Restate the records below word for word, and omit the images they hold.

--- begin ---

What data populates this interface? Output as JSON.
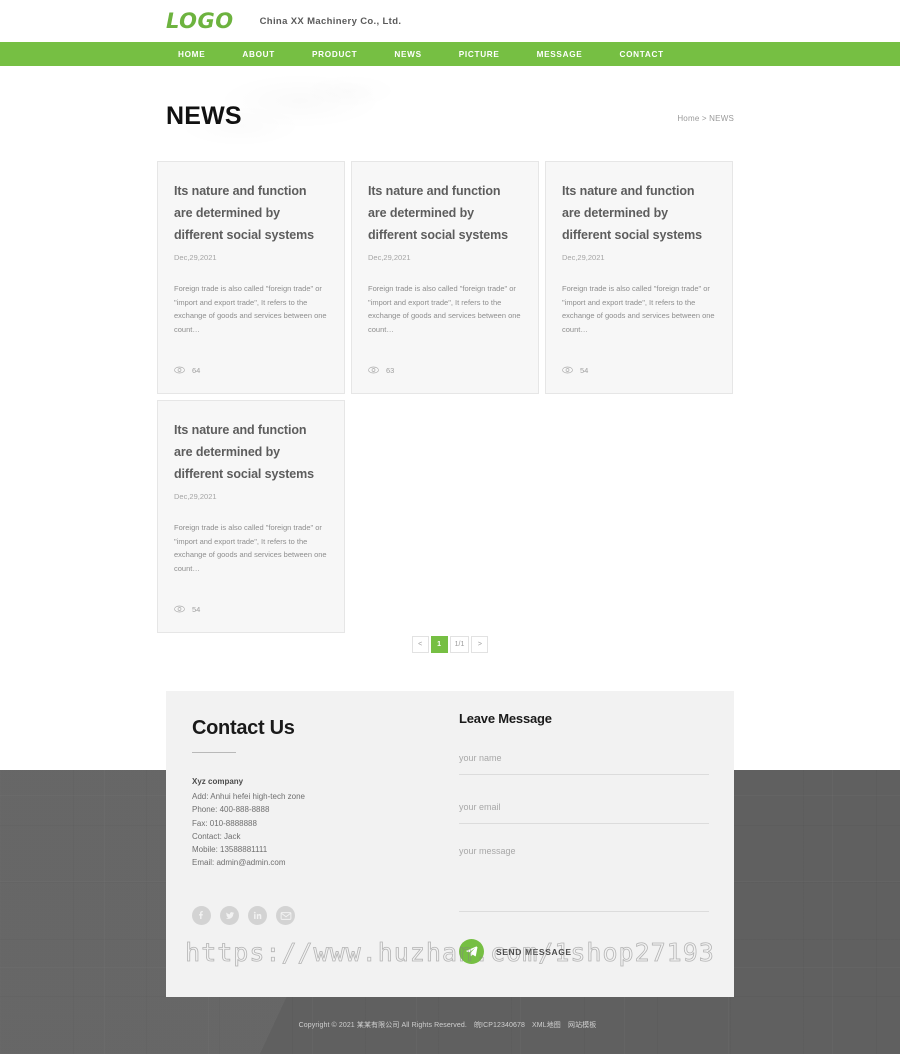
{
  "header": {
    "logo_text": "LOGO",
    "company_name": "China XX Machinery Co., Ltd."
  },
  "nav": {
    "items": [
      {
        "label": "HOME"
      },
      {
        "label": "ABOUT"
      },
      {
        "label": "PRODUCT"
      },
      {
        "label": "NEWS"
      },
      {
        "label": "PICTURE"
      },
      {
        "label": "MESSAGE"
      },
      {
        "label": "CONTACT"
      }
    ]
  },
  "hero": {
    "title": "NEWS",
    "breadcrumb": "Home > NEWS"
  },
  "news": {
    "cards": [
      {
        "title": "Its nature and function are determined by different social systems",
        "date": "Dec,29,2021",
        "excerpt": "Foreign trade is also called \"foreign trade\" or \"import and export trade\", It refers to the exchange of goods and services between one count…",
        "views": "64"
      },
      {
        "title": "Its nature and function are determined by different social systems",
        "date": "Dec,29,2021",
        "excerpt": "Foreign trade is also called \"foreign trade\" or \"import and export trade\", It refers to the exchange of goods and services between one count…",
        "views": "63"
      },
      {
        "title": "Its nature and function are determined by different social systems",
        "date": "Dec,29,2021",
        "excerpt": "Foreign trade is also called \"foreign trade\" or \"import and export trade\", It refers to the exchange of goods and services between one count…",
        "views": "54"
      },
      {
        "title": "Its nature and function are determined by different social systems",
        "date": "Dec,29,2021",
        "excerpt": "Foreign trade is also called \"foreign trade\" or \"import and export trade\", It refers to the exchange of goods and services between one count…",
        "views": "54"
      }
    ]
  },
  "pagination": {
    "prev": "<",
    "current_page": "1",
    "page_indicator": "1/1",
    "next": ">"
  },
  "contact": {
    "heading": "Contact Us",
    "company": "Xyz company",
    "lines": [
      "Add: Anhui hefei high-tech zone",
      "Phone: 400-888-8888",
      "Fax: 010-8888888",
      "Contact: Jack",
      "Mobile: 13588881111",
      "Email: admin@admin.com"
    ],
    "social": [
      {
        "name": "facebook"
      },
      {
        "name": "twitter"
      },
      {
        "name": "linkedin"
      },
      {
        "name": "email"
      }
    ]
  },
  "form": {
    "heading": "Leave Message",
    "name_placeholder": "your name",
    "email_placeholder": "your email",
    "message_placeholder": "your message",
    "name_value": "",
    "email_value": "",
    "message_value": "",
    "send_label": "SEND MESSAGE"
  },
  "watermark": {
    "text": "https://www.huzhan.com/1shop27193"
  },
  "footer": {
    "copyright": "Copyright © 2021 某某有限公司 All Rights Reserved.",
    "icp": "皖ICP12340678",
    "xml_map": "XML地图",
    "template": "网站模板"
  },
  "colors": {
    "brand_green": "#76bf43",
    "nav_green": "#76bf43",
    "panel_gray": "#f2f2f2",
    "dark_bg": "#636363"
  }
}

--- end ---

TASK OUTPUT>
What data populates this interface? Output as JSON.
{
  "header": {
    "logo_text": "LOGO",
    "company_name": "China XX Machinery Co., Ltd."
  },
  "nav": {
    "items": [
      {
        "label": "HOME"
      },
      {
        "label": "ABOUT"
      },
      {
        "label": "PRODUCT"
      },
      {
        "label": "NEWS"
      },
      {
        "label": "PICTURE"
      },
      {
        "label": "MESSAGE"
      },
      {
        "label": "CONTACT"
      }
    ]
  },
  "hero": {
    "title": "NEWS",
    "breadcrumb": "Home > NEWS"
  },
  "news": {
    "cards": [
      {
        "title": "Its nature and function are determined by different social systems",
        "date": "Dec,29,2021",
        "excerpt": "Foreign trade is also called \"foreign trade\" or \"import and export trade\", It refers to the exchange of goods and services between one count…",
        "views": "64"
      },
      {
        "title": "Its nature and function are determined by different social systems",
        "date": "Dec,29,2021",
        "excerpt": "Foreign trade is also called \"foreign trade\" or \"import and export trade\", It refers to the exchange of goods and services between one count…",
        "views": "63"
      },
      {
        "title": "Its nature and function are determined by different social systems",
        "date": "Dec,29,2021",
        "excerpt": "Foreign trade is also called \"foreign trade\" or \"import and export trade\", It refers to the exchange of goods and services between one count…",
        "views": "54"
      },
      {
        "title": "Its nature and function are determined by different social systems",
        "date": "Dec,29,2021",
        "excerpt": "Foreign trade is also called \"foreign trade\" or \"import and export trade\", It refers to the exchange of goods and services between one count…",
        "views": "54"
      }
    ]
  },
  "pagination": {
    "prev": "<",
    "current_page": "1",
    "page_indicator": "1/1",
    "next": ">"
  },
  "contact": {
    "heading": "Contact Us",
    "company": "Xyz company",
    "lines": [
      "Add: Anhui hefei high-tech zone",
      "Phone: 400-888-8888",
      "Fax: 010-8888888",
      "Contact: Jack",
      "Mobile: 13588881111",
      "Email: admin@admin.com"
    ],
    "social": [
      {
        "name": "facebook"
      },
      {
        "name": "twitter"
      },
      {
        "name": "linkedin"
      },
      {
        "name": "email"
      }
    ]
  },
  "form": {
    "heading": "Leave Message",
    "name_placeholder": "your name",
    "email_placeholder": "your email",
    "message_placeholder": "your message",
    "name_value": "",
    "email_value": "",
    "message_value": "",
    "send_label": "SEND MESSAGE"
  },
  "watermark": {
    "text": "https://www.huzhan.com/1shop27193"
  },
  "footer": {
    "copyright": "Copyright © 2021 某某有限公司 All Rights Reserved.",
    "icp": "皖ICP12340678",
    "xml_map": "XML地图",
    "template": "网站模板"
  },
  "colors": {
    "brand_green": "#76bf43",
    "nav_green": "#76bf43",
    "panel_gray": "#f2f2f2",
    "dark_bg": "#636363"
  }
}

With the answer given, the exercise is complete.